List each line of the data that holds the string "vorerst".

#### EXERCISE DATA

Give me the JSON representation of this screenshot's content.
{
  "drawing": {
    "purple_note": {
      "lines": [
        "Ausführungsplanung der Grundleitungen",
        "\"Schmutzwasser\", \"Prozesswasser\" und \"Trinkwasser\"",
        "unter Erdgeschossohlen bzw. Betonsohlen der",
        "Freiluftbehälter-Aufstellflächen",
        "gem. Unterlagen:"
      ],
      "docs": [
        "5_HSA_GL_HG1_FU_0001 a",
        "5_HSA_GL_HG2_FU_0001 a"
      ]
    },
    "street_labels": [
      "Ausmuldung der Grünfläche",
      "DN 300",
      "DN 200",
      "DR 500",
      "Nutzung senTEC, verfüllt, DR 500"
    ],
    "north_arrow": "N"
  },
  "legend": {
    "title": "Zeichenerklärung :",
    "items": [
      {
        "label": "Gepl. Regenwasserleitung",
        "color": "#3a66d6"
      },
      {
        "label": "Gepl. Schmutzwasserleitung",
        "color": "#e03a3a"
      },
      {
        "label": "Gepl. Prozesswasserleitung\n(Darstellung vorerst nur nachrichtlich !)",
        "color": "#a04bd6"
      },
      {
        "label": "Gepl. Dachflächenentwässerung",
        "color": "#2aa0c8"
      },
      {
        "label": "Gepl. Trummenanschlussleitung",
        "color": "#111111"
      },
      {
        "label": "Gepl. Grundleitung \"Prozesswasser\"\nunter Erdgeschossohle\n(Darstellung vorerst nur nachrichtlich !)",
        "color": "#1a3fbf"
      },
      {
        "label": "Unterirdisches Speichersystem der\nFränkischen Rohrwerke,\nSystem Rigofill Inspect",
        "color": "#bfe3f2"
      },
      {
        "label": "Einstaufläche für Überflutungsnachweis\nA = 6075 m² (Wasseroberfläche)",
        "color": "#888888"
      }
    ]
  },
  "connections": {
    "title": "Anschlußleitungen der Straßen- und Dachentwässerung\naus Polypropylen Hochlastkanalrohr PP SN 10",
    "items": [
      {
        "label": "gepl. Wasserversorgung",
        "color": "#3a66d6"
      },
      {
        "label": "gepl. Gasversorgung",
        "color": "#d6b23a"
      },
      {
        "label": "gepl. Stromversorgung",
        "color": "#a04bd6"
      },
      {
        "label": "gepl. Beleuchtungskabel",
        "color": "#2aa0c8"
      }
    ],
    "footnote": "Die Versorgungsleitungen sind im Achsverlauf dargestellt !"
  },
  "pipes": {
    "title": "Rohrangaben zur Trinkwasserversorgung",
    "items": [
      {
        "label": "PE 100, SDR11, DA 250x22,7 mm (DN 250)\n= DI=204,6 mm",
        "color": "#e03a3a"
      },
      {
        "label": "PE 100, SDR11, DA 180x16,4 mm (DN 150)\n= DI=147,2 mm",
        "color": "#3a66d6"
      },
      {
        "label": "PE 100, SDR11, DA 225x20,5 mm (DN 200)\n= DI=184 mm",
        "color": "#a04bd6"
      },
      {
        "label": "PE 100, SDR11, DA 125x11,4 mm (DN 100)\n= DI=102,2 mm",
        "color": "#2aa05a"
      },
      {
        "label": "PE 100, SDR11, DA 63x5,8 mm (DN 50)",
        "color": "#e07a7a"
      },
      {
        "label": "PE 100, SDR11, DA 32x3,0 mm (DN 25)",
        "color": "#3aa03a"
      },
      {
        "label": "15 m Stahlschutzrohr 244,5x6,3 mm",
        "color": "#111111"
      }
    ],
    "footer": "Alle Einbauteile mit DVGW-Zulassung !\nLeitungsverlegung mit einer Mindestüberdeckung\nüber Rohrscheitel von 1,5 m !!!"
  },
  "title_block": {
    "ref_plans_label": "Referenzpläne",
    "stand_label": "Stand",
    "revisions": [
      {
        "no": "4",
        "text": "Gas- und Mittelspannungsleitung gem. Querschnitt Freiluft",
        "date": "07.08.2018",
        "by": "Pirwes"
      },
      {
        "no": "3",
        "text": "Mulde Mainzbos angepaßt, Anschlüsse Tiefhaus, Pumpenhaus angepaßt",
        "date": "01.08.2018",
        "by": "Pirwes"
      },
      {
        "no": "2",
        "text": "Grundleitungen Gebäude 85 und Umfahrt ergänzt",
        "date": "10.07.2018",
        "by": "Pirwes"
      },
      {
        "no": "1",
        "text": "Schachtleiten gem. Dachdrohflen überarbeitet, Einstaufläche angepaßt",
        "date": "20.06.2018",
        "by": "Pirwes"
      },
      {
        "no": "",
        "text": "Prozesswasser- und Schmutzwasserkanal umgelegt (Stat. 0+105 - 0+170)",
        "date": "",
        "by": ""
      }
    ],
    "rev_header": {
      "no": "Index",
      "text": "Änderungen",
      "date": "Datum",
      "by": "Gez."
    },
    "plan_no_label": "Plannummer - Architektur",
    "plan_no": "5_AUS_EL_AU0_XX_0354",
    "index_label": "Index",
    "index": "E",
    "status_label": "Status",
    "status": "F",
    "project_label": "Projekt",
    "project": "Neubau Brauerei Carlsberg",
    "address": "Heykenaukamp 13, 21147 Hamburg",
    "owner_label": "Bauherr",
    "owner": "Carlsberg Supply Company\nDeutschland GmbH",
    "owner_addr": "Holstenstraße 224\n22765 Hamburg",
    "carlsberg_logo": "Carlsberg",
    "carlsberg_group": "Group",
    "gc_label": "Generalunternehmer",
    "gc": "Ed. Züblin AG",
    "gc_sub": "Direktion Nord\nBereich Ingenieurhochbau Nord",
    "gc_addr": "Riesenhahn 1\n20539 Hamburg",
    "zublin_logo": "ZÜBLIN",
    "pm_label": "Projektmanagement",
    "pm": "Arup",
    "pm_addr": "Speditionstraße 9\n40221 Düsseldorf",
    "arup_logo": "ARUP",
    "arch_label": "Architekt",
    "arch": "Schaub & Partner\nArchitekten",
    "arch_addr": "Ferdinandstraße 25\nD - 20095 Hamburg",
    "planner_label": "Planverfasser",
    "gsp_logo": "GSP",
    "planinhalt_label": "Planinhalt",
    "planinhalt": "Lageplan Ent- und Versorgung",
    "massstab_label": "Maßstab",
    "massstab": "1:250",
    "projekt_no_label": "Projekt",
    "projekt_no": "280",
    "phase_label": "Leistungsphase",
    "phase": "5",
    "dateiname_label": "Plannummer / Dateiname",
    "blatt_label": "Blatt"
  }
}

########

*REPLY TO THE EXERCISE*.
        "label": "Gepl. Prozesswasserleitung\n(Darstellung vorerst nur nachrichtlich !)",
        "label": "Gepl. Grundleitung \"Prozesswasser\"\nunter Erdgeschossohle\n(Darstellung vorerst nur nachrichtlich !)",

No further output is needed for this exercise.